Task goal
Determine which lines contain the word "Create", then copy those lines.

Records provided
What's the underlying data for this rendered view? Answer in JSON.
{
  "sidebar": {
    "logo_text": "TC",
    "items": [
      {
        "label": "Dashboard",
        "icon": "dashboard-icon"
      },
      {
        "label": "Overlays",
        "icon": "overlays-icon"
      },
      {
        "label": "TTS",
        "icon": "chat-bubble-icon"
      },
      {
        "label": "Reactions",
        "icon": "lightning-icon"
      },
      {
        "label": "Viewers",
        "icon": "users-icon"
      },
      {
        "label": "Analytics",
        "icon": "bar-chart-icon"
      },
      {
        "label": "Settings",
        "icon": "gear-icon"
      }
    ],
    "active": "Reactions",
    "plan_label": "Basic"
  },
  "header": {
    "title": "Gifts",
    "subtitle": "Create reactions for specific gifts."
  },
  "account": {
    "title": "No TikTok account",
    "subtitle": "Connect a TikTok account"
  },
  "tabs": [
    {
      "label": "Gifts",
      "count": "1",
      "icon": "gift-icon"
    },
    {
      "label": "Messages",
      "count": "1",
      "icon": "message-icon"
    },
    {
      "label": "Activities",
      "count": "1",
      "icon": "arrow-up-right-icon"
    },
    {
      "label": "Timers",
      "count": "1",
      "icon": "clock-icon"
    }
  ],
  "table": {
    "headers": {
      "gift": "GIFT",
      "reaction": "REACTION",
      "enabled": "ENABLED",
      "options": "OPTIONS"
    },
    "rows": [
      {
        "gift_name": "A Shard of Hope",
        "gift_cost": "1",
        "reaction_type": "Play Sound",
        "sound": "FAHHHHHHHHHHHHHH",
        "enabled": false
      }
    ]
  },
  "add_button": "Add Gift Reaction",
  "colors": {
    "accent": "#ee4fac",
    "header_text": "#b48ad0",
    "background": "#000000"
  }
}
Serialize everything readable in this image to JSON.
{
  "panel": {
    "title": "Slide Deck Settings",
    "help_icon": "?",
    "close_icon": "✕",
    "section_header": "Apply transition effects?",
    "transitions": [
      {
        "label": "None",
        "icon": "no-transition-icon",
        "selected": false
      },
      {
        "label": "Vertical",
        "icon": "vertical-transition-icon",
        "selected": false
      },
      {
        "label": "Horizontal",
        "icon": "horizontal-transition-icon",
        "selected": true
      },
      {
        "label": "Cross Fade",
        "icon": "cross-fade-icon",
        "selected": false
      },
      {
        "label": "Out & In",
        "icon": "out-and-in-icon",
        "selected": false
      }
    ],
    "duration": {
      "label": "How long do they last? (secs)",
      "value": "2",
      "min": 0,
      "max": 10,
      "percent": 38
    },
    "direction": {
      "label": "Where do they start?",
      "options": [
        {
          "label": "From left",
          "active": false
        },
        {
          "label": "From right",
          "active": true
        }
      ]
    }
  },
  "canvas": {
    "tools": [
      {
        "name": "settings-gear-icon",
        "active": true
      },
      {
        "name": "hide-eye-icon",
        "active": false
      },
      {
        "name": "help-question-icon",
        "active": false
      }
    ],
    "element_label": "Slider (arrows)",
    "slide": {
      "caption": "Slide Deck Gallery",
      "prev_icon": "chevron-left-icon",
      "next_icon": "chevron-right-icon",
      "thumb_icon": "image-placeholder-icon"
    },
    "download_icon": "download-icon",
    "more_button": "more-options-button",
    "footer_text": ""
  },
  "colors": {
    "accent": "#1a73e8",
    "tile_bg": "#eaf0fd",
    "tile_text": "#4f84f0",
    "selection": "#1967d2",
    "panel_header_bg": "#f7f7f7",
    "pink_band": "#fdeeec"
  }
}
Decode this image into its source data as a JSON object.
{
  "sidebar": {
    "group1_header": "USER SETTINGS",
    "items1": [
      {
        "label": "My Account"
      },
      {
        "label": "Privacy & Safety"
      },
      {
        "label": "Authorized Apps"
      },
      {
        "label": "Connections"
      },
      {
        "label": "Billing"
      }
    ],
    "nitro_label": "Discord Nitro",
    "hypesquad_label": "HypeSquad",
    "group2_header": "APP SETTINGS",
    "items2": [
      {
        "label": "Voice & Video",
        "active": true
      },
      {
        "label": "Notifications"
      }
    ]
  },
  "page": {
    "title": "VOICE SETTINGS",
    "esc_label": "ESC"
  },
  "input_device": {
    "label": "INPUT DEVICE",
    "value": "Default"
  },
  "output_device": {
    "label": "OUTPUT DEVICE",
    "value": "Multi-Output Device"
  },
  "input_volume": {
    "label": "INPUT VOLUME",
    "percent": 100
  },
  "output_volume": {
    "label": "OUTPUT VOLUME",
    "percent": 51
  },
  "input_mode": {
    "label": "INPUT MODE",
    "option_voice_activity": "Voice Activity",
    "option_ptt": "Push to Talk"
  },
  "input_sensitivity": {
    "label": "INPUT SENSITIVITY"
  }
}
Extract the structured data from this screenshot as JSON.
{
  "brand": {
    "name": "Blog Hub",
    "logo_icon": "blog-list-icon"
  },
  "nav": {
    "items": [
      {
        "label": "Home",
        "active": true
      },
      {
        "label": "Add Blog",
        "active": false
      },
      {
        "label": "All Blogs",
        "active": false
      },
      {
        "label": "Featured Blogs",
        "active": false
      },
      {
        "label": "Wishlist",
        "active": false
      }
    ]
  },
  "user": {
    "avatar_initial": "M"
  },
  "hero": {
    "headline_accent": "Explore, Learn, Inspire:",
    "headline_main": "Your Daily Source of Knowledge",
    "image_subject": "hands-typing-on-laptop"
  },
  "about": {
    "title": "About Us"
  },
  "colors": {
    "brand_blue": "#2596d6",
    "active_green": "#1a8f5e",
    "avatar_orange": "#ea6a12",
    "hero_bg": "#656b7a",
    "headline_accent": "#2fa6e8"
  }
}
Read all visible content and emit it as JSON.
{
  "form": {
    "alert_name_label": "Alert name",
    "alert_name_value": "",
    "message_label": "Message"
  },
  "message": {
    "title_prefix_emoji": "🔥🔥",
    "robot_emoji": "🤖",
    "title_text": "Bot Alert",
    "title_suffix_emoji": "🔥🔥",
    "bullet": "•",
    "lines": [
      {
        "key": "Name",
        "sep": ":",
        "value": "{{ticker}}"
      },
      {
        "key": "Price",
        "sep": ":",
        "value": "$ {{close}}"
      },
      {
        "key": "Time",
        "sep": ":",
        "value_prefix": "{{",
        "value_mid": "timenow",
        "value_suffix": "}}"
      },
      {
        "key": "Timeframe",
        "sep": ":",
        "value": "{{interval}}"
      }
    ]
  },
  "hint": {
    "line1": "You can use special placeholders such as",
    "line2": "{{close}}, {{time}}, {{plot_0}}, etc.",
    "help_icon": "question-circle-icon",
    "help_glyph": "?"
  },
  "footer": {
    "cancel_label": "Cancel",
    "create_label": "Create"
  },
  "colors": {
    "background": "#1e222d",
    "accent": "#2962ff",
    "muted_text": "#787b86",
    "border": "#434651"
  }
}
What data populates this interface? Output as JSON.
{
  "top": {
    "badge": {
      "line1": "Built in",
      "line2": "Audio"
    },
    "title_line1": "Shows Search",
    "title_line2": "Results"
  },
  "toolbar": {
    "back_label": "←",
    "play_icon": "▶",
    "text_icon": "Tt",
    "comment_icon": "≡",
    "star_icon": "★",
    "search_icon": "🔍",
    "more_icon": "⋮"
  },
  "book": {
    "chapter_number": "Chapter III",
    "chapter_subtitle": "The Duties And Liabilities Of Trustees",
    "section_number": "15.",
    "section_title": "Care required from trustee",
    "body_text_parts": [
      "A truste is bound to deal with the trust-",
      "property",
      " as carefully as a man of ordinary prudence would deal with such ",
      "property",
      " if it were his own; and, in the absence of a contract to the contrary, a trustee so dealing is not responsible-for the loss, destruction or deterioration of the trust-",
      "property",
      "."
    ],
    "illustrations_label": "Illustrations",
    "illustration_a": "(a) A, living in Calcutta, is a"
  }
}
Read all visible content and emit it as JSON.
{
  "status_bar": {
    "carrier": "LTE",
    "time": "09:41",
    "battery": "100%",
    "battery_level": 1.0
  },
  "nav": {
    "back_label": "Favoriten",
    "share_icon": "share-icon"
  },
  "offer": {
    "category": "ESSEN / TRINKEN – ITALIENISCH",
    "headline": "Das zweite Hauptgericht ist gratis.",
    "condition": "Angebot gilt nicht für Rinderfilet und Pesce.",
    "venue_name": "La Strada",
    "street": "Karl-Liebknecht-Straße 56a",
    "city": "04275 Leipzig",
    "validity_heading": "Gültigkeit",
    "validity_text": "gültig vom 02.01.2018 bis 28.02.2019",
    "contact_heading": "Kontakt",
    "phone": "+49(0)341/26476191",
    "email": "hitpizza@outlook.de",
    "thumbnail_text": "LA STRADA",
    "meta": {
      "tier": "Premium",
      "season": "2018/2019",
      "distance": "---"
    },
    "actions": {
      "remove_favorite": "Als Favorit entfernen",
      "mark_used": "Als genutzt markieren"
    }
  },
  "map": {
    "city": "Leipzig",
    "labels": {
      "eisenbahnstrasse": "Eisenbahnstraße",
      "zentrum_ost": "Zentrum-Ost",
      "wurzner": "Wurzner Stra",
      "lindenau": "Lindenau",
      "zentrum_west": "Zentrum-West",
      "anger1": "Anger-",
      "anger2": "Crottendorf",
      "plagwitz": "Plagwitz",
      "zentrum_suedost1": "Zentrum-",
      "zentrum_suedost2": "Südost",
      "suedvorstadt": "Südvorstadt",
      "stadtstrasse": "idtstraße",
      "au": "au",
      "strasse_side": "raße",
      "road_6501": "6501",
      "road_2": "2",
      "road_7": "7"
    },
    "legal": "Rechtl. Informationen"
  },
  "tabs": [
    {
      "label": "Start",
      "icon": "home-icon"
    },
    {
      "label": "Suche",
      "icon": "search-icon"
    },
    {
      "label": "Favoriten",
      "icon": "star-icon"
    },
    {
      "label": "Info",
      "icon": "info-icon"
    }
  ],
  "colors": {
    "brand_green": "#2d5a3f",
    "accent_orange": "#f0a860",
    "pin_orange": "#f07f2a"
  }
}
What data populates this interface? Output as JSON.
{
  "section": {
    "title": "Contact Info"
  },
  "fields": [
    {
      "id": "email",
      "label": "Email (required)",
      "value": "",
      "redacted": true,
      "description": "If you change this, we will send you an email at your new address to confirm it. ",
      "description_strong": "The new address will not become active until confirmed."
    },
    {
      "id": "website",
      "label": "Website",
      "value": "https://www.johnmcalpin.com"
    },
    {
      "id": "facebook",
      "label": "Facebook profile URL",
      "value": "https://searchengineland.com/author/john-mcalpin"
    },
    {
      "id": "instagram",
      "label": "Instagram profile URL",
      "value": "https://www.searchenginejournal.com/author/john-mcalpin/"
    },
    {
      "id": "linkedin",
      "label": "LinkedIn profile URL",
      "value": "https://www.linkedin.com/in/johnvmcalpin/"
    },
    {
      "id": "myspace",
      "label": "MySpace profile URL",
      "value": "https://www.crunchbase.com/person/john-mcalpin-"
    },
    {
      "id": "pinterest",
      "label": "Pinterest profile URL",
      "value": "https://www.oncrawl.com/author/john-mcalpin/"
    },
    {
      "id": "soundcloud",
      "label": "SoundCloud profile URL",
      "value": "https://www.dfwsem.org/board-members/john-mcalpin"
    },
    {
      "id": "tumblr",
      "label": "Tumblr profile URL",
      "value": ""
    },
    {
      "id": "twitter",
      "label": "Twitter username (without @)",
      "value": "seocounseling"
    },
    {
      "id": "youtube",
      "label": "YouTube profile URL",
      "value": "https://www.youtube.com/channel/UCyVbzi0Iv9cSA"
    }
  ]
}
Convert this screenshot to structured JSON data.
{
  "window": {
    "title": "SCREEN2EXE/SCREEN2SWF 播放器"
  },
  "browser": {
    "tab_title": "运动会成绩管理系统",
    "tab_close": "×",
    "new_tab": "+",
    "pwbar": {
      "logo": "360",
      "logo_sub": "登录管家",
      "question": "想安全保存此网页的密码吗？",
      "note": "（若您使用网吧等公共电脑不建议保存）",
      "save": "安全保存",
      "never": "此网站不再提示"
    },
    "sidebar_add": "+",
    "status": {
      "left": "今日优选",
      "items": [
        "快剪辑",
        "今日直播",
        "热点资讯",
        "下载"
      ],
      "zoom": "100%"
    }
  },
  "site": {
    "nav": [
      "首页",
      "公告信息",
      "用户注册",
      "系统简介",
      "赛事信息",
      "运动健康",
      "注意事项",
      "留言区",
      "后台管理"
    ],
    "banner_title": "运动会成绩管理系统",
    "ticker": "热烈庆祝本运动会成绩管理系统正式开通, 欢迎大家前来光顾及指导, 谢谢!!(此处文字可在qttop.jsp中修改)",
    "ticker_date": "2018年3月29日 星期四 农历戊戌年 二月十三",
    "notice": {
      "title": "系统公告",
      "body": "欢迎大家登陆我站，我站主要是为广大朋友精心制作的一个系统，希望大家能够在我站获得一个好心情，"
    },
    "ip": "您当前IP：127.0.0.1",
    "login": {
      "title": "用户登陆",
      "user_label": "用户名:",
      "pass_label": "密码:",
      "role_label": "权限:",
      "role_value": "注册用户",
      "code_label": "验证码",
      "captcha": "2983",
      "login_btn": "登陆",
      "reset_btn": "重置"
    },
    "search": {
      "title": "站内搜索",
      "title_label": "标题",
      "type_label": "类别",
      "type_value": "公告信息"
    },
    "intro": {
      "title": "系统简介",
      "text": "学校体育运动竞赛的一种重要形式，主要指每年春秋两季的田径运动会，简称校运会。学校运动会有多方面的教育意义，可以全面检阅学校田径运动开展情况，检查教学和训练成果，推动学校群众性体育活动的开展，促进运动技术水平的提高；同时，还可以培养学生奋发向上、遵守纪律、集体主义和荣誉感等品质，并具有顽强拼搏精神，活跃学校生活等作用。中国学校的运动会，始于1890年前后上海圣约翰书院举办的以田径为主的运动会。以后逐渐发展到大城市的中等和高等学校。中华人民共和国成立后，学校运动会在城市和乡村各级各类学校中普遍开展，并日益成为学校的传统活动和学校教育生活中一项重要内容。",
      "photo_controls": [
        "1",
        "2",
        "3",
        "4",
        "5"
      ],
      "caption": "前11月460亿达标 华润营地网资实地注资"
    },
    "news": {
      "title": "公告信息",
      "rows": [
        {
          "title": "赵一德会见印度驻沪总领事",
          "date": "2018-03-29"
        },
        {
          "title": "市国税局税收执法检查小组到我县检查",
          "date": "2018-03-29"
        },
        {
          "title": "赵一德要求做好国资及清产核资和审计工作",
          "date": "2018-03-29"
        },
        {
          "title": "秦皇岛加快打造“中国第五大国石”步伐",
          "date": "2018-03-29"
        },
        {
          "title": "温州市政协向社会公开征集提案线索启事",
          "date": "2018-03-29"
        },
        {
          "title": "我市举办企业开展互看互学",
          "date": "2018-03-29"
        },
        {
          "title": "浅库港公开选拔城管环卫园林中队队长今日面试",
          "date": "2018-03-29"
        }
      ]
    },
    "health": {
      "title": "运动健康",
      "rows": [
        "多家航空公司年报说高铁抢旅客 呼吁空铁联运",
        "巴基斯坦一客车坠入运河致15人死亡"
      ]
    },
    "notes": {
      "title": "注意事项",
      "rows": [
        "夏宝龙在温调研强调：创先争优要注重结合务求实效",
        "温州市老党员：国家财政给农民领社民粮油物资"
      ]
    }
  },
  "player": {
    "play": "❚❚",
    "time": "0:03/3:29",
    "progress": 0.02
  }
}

Response to the task
    "subtitle": "Create reactions for specific gifts."
    "create_label": "Create"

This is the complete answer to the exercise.